▶ _Task goal_
Write out the data again in full, exactly as it reads.

[START Rows]

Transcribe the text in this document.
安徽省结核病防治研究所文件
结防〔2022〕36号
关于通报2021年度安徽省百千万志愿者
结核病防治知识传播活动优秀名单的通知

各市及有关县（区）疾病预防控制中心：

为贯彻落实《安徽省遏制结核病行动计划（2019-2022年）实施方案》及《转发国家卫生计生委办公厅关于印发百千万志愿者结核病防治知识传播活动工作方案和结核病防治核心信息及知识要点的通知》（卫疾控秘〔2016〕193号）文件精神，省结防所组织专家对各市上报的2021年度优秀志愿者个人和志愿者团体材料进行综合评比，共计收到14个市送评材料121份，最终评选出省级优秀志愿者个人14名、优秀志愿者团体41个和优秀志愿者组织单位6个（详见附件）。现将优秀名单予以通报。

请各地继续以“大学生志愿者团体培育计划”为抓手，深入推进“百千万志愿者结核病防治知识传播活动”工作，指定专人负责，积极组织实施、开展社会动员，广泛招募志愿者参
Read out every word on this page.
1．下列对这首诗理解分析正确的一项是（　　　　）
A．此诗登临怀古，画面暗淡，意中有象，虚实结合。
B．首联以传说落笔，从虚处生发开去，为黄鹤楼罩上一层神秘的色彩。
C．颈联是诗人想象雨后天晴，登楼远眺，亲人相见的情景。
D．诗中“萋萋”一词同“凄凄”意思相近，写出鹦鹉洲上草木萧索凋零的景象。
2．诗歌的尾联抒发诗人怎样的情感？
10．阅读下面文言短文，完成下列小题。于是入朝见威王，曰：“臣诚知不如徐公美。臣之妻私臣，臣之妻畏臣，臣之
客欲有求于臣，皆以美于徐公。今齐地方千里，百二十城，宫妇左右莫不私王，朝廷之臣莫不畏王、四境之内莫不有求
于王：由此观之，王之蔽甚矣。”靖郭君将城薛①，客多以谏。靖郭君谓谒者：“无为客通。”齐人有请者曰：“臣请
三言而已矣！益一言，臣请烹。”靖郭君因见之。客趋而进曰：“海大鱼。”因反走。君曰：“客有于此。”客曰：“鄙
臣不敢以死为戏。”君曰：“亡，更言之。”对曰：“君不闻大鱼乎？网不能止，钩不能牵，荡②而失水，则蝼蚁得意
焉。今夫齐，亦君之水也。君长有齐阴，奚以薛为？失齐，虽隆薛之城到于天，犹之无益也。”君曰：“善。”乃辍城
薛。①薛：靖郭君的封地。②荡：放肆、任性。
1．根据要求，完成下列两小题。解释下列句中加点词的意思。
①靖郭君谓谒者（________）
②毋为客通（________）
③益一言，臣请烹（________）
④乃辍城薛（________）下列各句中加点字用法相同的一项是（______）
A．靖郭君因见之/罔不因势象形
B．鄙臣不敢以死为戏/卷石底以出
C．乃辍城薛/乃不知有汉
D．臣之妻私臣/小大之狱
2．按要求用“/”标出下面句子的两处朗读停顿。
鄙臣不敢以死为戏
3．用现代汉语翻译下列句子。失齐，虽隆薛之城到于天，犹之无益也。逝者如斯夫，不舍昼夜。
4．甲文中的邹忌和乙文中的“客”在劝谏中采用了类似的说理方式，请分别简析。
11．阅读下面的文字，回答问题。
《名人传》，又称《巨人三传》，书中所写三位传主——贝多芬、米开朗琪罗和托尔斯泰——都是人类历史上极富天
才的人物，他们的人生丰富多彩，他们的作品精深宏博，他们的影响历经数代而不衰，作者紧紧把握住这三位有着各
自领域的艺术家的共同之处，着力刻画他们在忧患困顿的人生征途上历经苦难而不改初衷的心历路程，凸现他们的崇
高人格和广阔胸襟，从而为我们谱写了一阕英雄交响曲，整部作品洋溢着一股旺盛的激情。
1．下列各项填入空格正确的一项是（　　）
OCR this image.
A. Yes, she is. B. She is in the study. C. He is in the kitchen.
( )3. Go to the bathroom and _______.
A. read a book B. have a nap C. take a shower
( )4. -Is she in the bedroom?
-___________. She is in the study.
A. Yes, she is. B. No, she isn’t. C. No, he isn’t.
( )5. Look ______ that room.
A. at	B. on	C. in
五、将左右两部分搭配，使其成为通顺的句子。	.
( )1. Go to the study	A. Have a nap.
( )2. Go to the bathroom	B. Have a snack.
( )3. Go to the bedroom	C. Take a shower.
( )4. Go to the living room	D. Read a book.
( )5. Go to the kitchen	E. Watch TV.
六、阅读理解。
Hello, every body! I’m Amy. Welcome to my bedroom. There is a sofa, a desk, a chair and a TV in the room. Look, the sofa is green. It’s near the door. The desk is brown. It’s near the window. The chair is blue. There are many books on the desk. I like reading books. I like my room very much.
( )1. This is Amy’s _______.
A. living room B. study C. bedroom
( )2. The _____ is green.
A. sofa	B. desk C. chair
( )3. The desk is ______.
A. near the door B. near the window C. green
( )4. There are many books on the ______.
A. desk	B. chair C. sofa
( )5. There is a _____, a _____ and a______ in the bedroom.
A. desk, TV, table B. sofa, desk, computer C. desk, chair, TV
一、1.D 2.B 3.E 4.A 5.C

[END Rows]

▶ _Finished answer_
Transcribe the text in this document.
安徽省结核病防治研究所文件
结防〔2022〕36号
关于通报2021年度安徽省百千万志愿者
结核病防治知识传播活动优秀名单的通知

各市及有关县（区）疾病预防控制中心：

为贯彻落实《安徽省遏制结核病行动计划（2019-2022年）实施方案》及《转发国家卫生计生委办公厅关于印发百千万志愿者结核病防治知识传播活动工作方案和结核病防治核心信息及知识要点的通知》（卫疾控秘〔2016〕193号）文件精神，省结防所组织专家对各市上报的2021年度优秀志愿者个人和志愿者团体材料进行综合评比，共计收到14个市送评材料121份，最终评选出省级优秀志愿者个人14名、优秀志愿者团体41个和优秀志愿者组织单位6个（详见附件）。现将优秀名单予以通报。

请各地继续以“大学生志愿者团体培育计划”为抓手，深入推进“百千万志愿者结核病防治知识传播活动”工作，指定专人负责，积极组织实施、开展社会动员，广泛招募志愿者参
Read out every word on this page.
1．下列对这首诗理解分析正确的一项是（　　　　）
A．此诗登临怀古，画面暗淡，意中有象，虚实结合。
B．首联以传说落笔，从虚处生发开去，为黄鹤楼罩上一层神秘的色彩。
C．颈联是诗人想象雨后天晴，登楼远眺，亲人相见的情景。
D．诗中“萋萋”一词同“凄凄”意思相近，写出鹦鹉洲上草木萧索凋零的景象。
2．诗歌的尾联抒发诗人怎样的情感？
10．阅读下面文言短文，完成下列小题。于是入朝见威王，曰：“臣诚知不如徐公美。臣之妻私臣，臣之妻畏臣，臣之
客欲有求于臣，皆以美于徐公。今齐地方千里，百二十城，宫妇左右莫不私王，朝廷之臣莫不畏王、四境之内莫不有求
于王：由此观之，王之蔽甚矣。”靖郭君将城薛①，客多以谏。靖郭君谓谒者：“无为客通。”齐人有请者曰：“臣请
三言而已矣！益一言，臣请烹。”靖郭君因见之。客趋而进曰：“海大鱼。”因反走。君曰：“客有于此。”客曰：“鄙
臣不敢以死为戏。”君曰：“亡，更言之。”对曰：“君不闻大鱼乎？网不能止，钩不能牵，荡②而失水，则蝼蚁得意
焉。今夫齐，亦君之水也。君长有齐阴，奚以薛为？失齐，虽隆薛之城到于天，犹之无益也。”君曰：“善。”乃辍城
薛。①薛：靖郭君的封地。②荡：放肆、任性。
1．根据要求，完成下列两小题。解释下列句中加点词的意思。
①靖郭君谓谒者（________）
②毋为客通（________）
③益一言，臣请烹（________）
④乃辍城薛（________）下列各句中加点字用法相同的一项是（______）
A．靖郭君因见之/罔不因势象形
B．鄙臣不敢以死为戏/卷石底以出
C．乃辍城薛/乃不知有汉
D．臣之妻私臣/小大之狱
2．按要求用“/”标出下面句子的两处朗读停顿。
鄙臣不敢以死为戏
3．用现代汉语翻译下列句子。失齐，虽隆薛之城到于天，犹之无益也。逝者如斯夫，不舍昼夜。
4．甲文中的邹忌和乙文中的“客”在劝谏中采用了类似的说理方式，请分别简析。
11．阅读下面的文字，回答问题。
《名人传》，又称《巨人三传》，书中所写三位传主——贝多芬、米开朗琪罗和托尔斯泰——都是人类历史上极富天
才的人物，他们的人生丰富多彩，他们的作品精深宏博，他们的影响历经数代而不衰，作者紧紧把握住这三位有着各
自领域的艺术家的共同之处，着力刻画他们在忧患困顿的人生征途上历经苦难而不改初衷的心历路程，凸现他们的崇
高人格和广阔胸襟，从而为我们谱写了一阕英雄交响曲，整部作品洋溢着一股旺盛的激情。
1．下列各项填入空格正确的一项是（　　）
OCR this image.
A. Yes, she is. B. She is in the study. C. He is in the kitchen.
( )3. Go to the bathroom and _______.
A. read a book B. have a nap C. take a shower
( )4. -Is she in the bedroom?
-___________. She is in the study.
A. Yes, she is. B. No, she isn’t. C. No, he isn’t.
( )5. Look ______ that room.
A. at	B. on	C. in
五、将左右两部分搭配，使其成为通顺的句子。	.
( )1. Go to the study	A. Have a nap.
( )2. Go to the bathroom	B. Have a snack.
( )3. Go to the bedroom	C. Take a shower.
( )4. Go to the living room	D. Read a book.
( )5. Go to the kitchen	E. Watch TV.
六、阅读理解。
Hello, every body! I’m Amy. Welcome to my bedroom. There is a sofa, a desk, a chair and a TV in the room. Look, the sofa is green. It’s near the door. The desk is brown. It’s near the window. The chair is blue. There are many books on the desk. I like reading books. I like my room very much.
( )1. This is Amy’s _______.
A. living room B. study C. bedroom
( )2. The _____ is green.
A. sofa	B. desk C. chair
( )3. The desk is ______.
A. near the door B. near the window C. green
( )4. There are many books on the ______.
A. desk	B. chair C. sofa
( )5. There is a _____, a _____ and a______ in the bedroom.
A. desk, TV, table B. sofa, desk, computer C. desk, chair, TV
一、1.D 2.B 3.E 4.A 5.C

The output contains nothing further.